Items from a dataset
□ □ □ □ □

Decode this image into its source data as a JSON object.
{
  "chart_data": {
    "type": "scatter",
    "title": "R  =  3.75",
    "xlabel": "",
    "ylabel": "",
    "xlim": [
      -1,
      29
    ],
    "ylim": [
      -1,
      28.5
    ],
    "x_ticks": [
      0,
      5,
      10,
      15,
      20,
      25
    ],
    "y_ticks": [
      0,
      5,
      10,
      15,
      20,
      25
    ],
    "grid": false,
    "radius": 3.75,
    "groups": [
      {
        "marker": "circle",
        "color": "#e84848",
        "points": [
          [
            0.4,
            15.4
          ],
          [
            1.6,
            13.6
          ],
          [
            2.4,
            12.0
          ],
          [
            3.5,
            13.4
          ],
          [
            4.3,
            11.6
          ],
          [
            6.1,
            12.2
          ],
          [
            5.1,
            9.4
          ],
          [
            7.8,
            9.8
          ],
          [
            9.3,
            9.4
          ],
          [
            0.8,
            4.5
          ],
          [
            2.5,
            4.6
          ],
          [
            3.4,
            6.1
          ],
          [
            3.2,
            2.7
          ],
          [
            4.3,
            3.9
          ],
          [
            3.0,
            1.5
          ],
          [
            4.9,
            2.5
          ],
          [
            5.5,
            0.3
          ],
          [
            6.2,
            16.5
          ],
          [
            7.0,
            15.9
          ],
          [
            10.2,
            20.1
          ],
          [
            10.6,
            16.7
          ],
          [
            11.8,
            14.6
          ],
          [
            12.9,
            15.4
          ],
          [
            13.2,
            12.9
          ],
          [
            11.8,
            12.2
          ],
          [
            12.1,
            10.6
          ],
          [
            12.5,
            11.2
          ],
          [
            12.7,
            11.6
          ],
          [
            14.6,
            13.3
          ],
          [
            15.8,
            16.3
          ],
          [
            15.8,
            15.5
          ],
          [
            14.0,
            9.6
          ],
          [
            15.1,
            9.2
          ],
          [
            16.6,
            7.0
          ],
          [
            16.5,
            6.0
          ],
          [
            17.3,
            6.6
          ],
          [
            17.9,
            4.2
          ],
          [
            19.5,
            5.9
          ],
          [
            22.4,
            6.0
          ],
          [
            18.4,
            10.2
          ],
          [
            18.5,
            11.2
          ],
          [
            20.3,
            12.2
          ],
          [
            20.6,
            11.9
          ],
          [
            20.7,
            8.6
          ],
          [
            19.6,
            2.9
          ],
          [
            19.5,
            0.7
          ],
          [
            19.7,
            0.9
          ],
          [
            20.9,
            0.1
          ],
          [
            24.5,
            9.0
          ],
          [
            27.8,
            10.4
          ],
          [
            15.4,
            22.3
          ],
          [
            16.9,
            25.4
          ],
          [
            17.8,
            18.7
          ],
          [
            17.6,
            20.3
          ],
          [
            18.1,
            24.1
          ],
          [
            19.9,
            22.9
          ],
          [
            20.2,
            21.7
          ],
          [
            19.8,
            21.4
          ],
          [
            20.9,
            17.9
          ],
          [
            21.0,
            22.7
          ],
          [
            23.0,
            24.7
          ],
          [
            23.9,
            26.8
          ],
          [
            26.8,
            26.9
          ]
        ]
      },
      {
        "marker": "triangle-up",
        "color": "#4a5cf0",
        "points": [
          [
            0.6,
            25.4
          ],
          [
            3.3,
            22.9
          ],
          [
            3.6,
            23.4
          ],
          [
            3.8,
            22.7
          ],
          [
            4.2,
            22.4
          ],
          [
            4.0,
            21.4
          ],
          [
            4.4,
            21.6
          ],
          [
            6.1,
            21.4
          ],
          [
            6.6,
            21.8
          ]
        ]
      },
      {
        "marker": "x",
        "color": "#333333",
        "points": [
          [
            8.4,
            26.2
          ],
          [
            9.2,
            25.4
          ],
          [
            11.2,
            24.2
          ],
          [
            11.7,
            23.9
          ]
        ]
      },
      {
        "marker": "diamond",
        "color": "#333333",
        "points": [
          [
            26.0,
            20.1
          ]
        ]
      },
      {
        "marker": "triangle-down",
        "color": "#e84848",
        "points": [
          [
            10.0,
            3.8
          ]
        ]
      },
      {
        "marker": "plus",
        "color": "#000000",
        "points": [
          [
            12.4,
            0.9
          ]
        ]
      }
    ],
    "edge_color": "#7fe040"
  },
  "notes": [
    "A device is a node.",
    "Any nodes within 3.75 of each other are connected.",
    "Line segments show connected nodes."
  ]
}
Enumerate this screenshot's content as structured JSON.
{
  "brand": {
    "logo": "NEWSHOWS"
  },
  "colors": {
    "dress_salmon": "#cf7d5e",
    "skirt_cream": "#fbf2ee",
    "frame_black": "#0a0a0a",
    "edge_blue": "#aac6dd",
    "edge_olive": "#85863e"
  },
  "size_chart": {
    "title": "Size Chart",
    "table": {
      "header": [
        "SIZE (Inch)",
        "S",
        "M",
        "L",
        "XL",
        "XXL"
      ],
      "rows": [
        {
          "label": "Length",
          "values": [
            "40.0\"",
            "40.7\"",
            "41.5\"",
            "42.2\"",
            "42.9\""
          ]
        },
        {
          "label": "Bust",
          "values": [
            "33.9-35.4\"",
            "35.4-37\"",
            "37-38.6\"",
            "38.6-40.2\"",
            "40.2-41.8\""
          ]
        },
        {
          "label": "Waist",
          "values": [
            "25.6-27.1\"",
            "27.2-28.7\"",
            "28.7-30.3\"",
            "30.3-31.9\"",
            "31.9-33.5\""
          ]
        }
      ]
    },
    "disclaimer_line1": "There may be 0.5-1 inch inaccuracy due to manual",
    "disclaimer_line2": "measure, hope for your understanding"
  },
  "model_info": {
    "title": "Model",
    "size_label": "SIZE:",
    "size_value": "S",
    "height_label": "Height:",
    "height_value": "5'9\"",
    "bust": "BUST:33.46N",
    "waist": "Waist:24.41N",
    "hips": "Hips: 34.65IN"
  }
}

□ □ □ □ □

**WORK TO DO:** Copy each line above where the string "triangle" occurs.

**EXERCISE RESPONSE:**
        "marker": "triangle-up",
        "marker": "triangle-down",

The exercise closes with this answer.